— begin MATERIAL FOR THE TASK —

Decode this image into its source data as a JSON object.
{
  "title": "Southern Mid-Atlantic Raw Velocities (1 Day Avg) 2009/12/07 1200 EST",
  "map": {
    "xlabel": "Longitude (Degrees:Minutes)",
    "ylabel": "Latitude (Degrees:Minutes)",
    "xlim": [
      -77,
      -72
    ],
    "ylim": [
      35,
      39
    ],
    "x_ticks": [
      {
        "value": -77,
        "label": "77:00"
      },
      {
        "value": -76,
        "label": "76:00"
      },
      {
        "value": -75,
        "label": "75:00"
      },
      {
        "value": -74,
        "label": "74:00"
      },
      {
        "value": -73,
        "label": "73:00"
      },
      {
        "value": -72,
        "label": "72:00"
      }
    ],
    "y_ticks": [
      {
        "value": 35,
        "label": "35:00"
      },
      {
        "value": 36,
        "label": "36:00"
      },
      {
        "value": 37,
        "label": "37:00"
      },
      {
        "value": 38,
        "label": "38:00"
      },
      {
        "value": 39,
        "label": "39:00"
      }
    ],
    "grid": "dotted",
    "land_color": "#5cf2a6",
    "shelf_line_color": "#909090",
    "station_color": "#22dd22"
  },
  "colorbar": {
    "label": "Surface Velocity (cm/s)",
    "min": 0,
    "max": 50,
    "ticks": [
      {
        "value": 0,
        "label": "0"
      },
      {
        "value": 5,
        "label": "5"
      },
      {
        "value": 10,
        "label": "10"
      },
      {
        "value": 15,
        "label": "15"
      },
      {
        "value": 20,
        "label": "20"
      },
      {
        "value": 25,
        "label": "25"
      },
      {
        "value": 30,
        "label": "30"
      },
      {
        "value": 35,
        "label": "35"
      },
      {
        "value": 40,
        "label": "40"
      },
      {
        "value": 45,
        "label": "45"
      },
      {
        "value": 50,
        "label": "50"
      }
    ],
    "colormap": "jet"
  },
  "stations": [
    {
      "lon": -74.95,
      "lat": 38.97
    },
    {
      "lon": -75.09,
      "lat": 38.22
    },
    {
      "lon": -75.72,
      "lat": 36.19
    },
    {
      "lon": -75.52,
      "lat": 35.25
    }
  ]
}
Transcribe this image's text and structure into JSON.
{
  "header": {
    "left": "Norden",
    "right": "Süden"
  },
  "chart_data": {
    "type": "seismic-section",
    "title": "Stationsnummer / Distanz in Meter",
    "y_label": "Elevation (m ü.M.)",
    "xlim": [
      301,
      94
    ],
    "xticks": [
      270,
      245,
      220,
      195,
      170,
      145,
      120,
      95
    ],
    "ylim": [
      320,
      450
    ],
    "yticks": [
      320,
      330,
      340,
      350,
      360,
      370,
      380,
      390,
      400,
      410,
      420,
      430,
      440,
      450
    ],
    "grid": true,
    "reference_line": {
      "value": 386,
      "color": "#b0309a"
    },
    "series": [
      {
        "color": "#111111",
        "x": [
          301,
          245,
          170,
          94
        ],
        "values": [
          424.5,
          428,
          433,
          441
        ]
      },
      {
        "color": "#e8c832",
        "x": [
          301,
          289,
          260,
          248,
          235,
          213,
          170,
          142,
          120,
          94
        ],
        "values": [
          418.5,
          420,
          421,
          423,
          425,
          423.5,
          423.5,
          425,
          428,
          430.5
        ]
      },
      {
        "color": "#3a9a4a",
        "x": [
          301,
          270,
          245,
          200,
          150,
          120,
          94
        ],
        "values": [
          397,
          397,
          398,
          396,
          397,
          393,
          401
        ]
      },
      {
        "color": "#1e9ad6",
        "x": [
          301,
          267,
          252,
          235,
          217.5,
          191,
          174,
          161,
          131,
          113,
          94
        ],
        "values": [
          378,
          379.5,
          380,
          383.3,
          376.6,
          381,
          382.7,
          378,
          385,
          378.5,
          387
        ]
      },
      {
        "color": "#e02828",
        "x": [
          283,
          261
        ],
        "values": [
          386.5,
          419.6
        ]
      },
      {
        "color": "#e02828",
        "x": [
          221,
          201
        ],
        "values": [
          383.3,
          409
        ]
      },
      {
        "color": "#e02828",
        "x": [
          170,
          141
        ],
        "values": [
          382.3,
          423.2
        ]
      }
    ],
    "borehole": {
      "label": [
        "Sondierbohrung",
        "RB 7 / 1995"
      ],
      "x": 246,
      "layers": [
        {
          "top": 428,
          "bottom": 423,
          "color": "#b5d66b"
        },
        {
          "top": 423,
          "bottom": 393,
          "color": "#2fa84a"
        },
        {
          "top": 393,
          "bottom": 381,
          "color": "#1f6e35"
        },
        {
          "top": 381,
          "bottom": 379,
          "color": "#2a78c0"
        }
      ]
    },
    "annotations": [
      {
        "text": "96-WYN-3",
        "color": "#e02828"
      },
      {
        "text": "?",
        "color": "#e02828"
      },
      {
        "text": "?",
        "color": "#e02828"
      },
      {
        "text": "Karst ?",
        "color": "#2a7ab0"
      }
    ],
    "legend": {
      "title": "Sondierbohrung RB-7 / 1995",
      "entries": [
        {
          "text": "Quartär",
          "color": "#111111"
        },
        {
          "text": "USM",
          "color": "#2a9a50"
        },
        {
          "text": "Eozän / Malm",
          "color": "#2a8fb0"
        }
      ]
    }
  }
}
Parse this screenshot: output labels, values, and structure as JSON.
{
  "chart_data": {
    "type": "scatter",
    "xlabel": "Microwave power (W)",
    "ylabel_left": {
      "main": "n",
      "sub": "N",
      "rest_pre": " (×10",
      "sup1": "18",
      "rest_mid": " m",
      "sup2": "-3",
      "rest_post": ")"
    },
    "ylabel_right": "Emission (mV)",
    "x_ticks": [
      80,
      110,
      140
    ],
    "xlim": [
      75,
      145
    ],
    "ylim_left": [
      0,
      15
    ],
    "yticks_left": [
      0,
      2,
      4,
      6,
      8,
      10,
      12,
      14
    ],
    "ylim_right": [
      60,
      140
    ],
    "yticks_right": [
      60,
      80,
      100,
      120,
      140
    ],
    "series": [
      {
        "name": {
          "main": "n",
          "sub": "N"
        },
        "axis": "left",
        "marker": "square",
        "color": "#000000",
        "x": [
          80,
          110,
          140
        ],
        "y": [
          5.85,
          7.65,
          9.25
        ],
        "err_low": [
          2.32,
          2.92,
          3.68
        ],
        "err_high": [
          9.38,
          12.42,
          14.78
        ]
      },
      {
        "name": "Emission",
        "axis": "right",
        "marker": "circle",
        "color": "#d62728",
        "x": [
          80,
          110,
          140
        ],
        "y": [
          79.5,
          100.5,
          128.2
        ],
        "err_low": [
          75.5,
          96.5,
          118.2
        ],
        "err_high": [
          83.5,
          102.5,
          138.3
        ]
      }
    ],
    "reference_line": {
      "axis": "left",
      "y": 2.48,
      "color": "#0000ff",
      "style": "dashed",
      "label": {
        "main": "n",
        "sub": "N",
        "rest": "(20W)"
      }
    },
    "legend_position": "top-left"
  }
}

— end MATERIAL FOR THE TASK —

__EXERCISE DETAILS__. Set down each entry again, unchanged.

__ANSWER TO THE EXERCISE__.
Decode this image into its source data as a JSON object.
{
  "title": "Southern Mid-Atlantic Raw Velocities (1 Day Avg) 2009/12/07 1200 EST",
  "map": {
    "xlabel": "Longitude (Degrees:Minutes)",
    "ylabel": "Latitude (Degrees:Minutes)",
    "xlim": [
      -77,
      -72
    ],
    "ylim": [
      35,
      39
    ],
    "x_ticks": [
      {
        "value": -77,
        "label": "77:00"
      },
      {
        "value": -76,
        "label": "76:00"
      },
      {
        "value": -75,
        "label": "75:00"
      },
      {
        "value": -74,
        "label": "74:00"
      },
      {
        "value": -73,
        "label": "73:00"
      },
      {
        "value": -72,
        "label": "72:00"
      }
    ],
    "y_ticks": [
      {
        "value": 35,
        "label": "35:00"
      },
      {
        "value": 36,
        "label": "36:00"
      },
      {
        "value": 37,
        "label": "37:00"
      },
      {
        "value": 38,
        "label": "38:00"
      },
      {
        "value": 39,
        "label": "39:00"
      }
    ],
    "grid": "dotted",
    "land_color": "#5cf2a6",
    "shelf_line_color": "#909090",
    "station_color": "#22dd22"
  },
  "colorbar": {
    "label": "Surface Velocity (cm/s)",
    "min": 0,
    "max": 50,
    "ticks": [
      {
        "value": 0,
        "label": "0"
      },
      {
        "value": 5,
        "label": "5"
      },
      {
        "value": 10,
        "label": "10"
      },
      {
        "value": 15,
        "label": "15"
      },
      {
        "value": 20,
        "label": "20"
      },
      {
        "value": 25,
        "label": "25"
      },
      {
        "value": 30,
        "label": "30"
      },
      {
        "value": 35,
        "label": "35"
      },
      {
        "value": 40,
        "label": "40"
      },
      {
        "value": 45,
        "label": "45"
      },
      {
        "value": 50,
        "label": "50"
      }
    ],
    "colormap": "jet"
  },
  "stations": [
    {
      "lon": -74.95,
      "lat": 38.97
    },
    {
      "lon": -75.09,
      "lat": 38.22
    },
    {
      "lon": -75.72,
      "lat": 36.19
    },
    {
      "lon": -75.52,
      "lat": 35.25
    }
  ]
}
Transcribe this image's text and structure into JSON.
{
  "header": {
    "left": "Norden",
    "right": "Süden"
  },
  "chart_data": {
    "type": "seismic-section",
    "title": "Stationsnummer / Distanz in Meter",
    "y_label": "Elevation (m ü.M.)",
    "xlim": [
      301,
      94
    ],
    "xticks": [
      270,
      245,
      220,
      195,
      170,
      145,
      120,
      95
    ],
    "ylim": [
      320,
      450
    ],
    "yticks": [
      320,
      330,
      340,
      350,
      360,
      370,
      380,
      390,
      400,
      410,
      420,
      430,
      440,
      450
    ],
    "grid": true,
    "reference_line": {
      "value": 386,
      "color": "#b0309a"
    },
    "series": [
      {
        "color": "#111111",
        "x": [
          301,
          245,
          170,
          94
        ],
        "values": [
          424.5,
          428,
          433,
          441
        ]
      },
      {
        "color": "#e8c832",
        "x": [
          301,
          289,
          260,
          248,
          235,
          213,
          170,
          142,
          120,
          94
        ],
        "values": [
          418.5,
          420,
          421,
          423,
          425,
          423.5,
          423.5,
          425,
          428,
          430.5
        ]
      },
      {
        "color": "#3a9a4a",
        "x": [
          301,
          270,
          245,
          200,
          150,
          120,
          94
        ],
        "values": [
          397,
          397,
          398,
          396,
          397,
          393,
          401
        ]
      },
      {
        "color": "#1e9ad6",
        "x": [
          301,
          267,
          252,
          235,
          217.5,
          191,
          174,
          161,
          131,
          113,
          94
        ],
        "values": [
          378,
          379.5,
          380,
          383.3,
          376.6,
          381,
          382.7,
          378,
          385,
          378.5,
          387
        ]
      },
      {
        "color": "#e02828",
        "x": [
          283,
          261
        ],
        "values": [
          386.5,
          419.6
        ]
      },
      {
        "color": "#e02828",
        "x": [
          221,
          201
        ],
        "values": [
          383.3,
          409
        ]
      },
      {
        "color": "#e02828",
        "x": [
          170,
          141
        ],
        "values": [
          382.3,
          423.2
        ]
      }
    ],
    "borehole": {
      "label": [
        "Sondierbohrung",
        "RB 7 / 1995"
      ],
      "x": 246,
      "layers": [
        {
          "top": 428,
          "bottom": 423,
          "color": "#b5d66b"
        },
        {
          "top": 423,
          "bottom": 393,
          "color": "#2fa84a"
        },
        {
          "top": 393,
          "bottom": 381,
          "color": "#1f6e35"
        },
        {
          "top": 381,
          "bottom": 379,
          "color": "#2a78c0"
        }
      ]
    },
    "annotations": [
      {
        "text": "96-WYN-3",
        "color": "#e02828"
      },
      {
        "text": "?",
        "color": "#e02828"
      },
      {
        "text": "?",
        "color": "#e02828"
      },
      {
        "text": "Karst ?",
        "color": "#2a7ab0"
      }
    ],
    "legend": {
      "title": "Sondierbohrung RB-7 / 1995",
      "entries": [
        {
          "text": "Quartär",
          "color": "#111111"
        },
        {
          "text": "USM",
          "color": "#2a9a50"
        },
        {
          "text": "Eozän / Malm",
          "color": "#2a8fb0"
        }
      ]
    }
  }
}
Parse this screenshot: output labels, values, and structure as JSON.
{
  "chart_data": {
    "type": "scatter",
    "xlabel": "Microwave power (W)",
    "ylabel_left": {
      "main": "n",
      "sub": "N",
      "rest_pre": " (×10",
      "sup1": "18",
      "rest_mid": " m",
      "sup2": "-3",
      "rest_post": ")"
    },
    "ylabel_right": "Emission (mV)",
    "x_ticks": [
      80,
      110,
      140
    ],
    "xlim": [
      75,
      145
    ],
    "ylim_left": [
      0,
      15
    ],
    "yticks_left": [
      0,
      2,
      4,
      6,
      8,
      10,
      12,
      14
    ],
    "ylim_right": [
      60,
      140
    ],
    "yticks_right": [
      60,
      80,
      100,
      120,
      140
    ],
    "series": [
      {
        "name": {
          "main": "n",
          "sub": "N"
        },
        "axis": "left",
        "marker": "square",
        "color": "#000000",
        "x": [
          80,
          110,
          140
        ],
        "y": [
          5.85,
          7.65,
          9.25
        ],
        "err_low": [
          2.32,
          2.92,
          3.68
        ],
        "err_high": [
          9.38,
          12.42,
          14.78
        ]
      },
      {
        "name": "Emission",
        "axis": "right",
        "marker": "circle",
        "color": "#d62728",
        "x": [
          80,
          110,
          140
        ],
        "y": [
          79.5,
          100.5,
          128.2
        ],
        "err_low": [
          75.5,
          96.5,
          118.2
        ],
        "err_high": [
          83.5,
          102.5,
          138.3
        ]
      }
    ],
    "reference_line": {
      "axis": "left",
      "y": 2.48,
      "color": "#0000ff",
      "style": "dashed",
      "label": {
        "main": "n",
        "sub": "N",
        "rest": "(20W)"
      }
    },
    "legend_position": "top-left"
  }
}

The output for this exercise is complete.